>> START
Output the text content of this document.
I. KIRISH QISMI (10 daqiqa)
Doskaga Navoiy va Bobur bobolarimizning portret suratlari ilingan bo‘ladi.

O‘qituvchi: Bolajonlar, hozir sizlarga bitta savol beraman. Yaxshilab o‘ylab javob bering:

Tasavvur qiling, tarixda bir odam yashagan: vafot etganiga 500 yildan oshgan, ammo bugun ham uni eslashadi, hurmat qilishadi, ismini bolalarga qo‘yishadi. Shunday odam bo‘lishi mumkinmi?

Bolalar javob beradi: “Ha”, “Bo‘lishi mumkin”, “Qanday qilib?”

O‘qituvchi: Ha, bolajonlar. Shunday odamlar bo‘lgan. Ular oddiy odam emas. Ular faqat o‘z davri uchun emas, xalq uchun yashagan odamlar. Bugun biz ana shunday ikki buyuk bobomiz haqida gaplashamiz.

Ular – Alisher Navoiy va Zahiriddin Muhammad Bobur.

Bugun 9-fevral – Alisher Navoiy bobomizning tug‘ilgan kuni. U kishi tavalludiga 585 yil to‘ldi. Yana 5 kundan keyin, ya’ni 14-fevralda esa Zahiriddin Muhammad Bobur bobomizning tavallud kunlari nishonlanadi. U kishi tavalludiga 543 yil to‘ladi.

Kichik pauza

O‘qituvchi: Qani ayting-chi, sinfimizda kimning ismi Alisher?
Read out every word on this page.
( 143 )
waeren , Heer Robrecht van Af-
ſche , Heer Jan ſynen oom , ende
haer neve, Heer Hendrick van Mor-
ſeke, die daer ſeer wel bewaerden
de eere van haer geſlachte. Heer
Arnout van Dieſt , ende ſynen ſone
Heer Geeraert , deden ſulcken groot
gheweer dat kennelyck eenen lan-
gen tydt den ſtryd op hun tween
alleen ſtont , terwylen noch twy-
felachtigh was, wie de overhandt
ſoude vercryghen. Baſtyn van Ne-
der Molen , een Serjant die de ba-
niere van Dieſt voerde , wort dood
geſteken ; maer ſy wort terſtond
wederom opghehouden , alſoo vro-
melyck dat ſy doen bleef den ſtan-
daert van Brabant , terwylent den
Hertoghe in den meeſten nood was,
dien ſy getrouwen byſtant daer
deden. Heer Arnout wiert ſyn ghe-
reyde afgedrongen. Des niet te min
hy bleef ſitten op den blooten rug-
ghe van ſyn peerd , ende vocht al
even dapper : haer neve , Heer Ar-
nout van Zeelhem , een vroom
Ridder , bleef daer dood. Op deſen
>> END
> _EXERCISE GOAL_:
Gather all the lines that include the word "ladi" and copy them out.

> _SOLUTION TO THIS PROBLEM_:
Doskaga Navoiy va Bobur bobolarimizning portret suratlari ilingan bo‘ladi.
Bugun 9-fevral – Alisher Navoiy bobomizning tug‘ilgan kuni. U kishi tavalludiga 585 yil to‘ldi. Yana 5 kundan keyin, ya’ni 14-fevralda esa Zahiriddin Muhammad Bobur bobomizning tavallud kunlari nishonlanadi. U kishi tavalludiga 543 yil to‘ladi.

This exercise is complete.